● Directive
Output the data below in full, byte for byte. Nothing may differ.
BEGIN Exercise materials
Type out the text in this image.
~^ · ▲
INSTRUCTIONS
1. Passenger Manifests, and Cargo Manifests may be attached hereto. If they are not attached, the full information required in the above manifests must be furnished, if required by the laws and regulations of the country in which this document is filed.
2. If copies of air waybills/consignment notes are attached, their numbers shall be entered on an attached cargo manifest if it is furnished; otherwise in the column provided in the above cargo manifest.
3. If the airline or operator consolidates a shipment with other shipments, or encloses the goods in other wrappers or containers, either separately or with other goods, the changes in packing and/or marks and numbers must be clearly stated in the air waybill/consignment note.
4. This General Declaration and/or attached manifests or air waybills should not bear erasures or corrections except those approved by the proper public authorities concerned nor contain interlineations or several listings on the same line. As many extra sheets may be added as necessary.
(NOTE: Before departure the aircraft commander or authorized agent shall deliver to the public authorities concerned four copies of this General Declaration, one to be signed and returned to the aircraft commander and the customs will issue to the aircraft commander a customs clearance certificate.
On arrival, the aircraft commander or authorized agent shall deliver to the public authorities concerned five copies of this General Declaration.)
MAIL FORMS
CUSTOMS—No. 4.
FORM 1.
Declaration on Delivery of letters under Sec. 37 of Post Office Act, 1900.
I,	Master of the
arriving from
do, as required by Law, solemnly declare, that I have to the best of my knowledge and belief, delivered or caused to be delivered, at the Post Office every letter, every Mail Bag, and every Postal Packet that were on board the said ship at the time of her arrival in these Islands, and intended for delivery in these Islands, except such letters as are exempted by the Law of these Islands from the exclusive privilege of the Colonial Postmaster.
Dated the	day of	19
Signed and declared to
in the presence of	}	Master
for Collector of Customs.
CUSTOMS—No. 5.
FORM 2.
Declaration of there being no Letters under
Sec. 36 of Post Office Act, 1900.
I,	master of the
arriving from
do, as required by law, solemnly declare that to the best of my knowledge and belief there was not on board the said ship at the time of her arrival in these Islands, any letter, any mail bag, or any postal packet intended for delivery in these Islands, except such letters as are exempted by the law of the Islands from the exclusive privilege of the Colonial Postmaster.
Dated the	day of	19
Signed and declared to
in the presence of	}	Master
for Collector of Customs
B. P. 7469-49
END Exercise materials
● Full output
Type out the text in this image.
~^ · ▲
INSTRUCTIONS
1. Passenger Manifests, and Cargo Manifests may be attached hereto. If they are not attached, the full information required in the above manifests must be furnished, if required by the laws and regulations of the country in which this document is filed.
2. If copies of air waybills/consignment notes are attached, their numbers shall be entered on an attached cargo manifest if it is furnished; otherwise in the column provided in the above cargo manifest.
3. If the airline or operator consolidates a shipment with other shipments, or encloses the goods in other wrappers or containers, either separately or with other goods, the changes in packing and/or marks and numbers must be clearly stated in the air waybill/consignment note.
4. This General Declaration and/or attached manifests or air waybills should not bear erasures or corrections except those approved by the proper public authorities concerned nor contain interlineations or several listings on the same line. As many extra sheets may be added as necessary.
(NOTE: Before departure the aircraft commander or authorized agent shall deliver to the public authorities concerned four copies of this General Declaration, one to be signed and returned to the aircraft commander and the customs will issue to the aircraft commander a customs clearance certificate.
On arrival, the aircraft commander or authorized agent shall deliver to the public authorities concerned five copies of this General Declaration.)
MAIL FORMS
CUSTOMS—No. 4.
FORM 1.
Declaration on Delivery of letters under Sec. 37 of Post Office Act, 1900.
I,	Master of the
arriving from
do, as required by Law, solemnly declare, that I have to the best of my knowledge and belief, delivered or caused to be delivered, at the Post Office every letter, every Mail Bag, and every Postal Packet that were on board the said ship at the time of her arrival in these Islands, and intended for delivery in these Islands, except such letters as are exempted by the Law of these Islands from the exclusive privilege of the Colonial Postmaster.
Dated the	day of	19
Signed and declared to
in the presence of	}	Master
for Collector of Customs.
CUSTOMS—No. 5.
FORM 2.
Declaration of there being no Letters under
Sec. 36 of Post Office Act, 1900.
I,	master of the
arriving from
do, as required by law, solemnly declare that to the best of my knowledge and belief there was not on board the said ship at the time of her arrival in these Islands, any letter, any mail bag, or any postal packet intended for delivery in these Islands, except such letters as are exempted by the law of the Islands from the exclusive privilege of the Colonial Postmaster.
Dated the	day of	19
Signed and declared to
in the presence of	}	Master
for Collector of Customs
B. P. 7469-49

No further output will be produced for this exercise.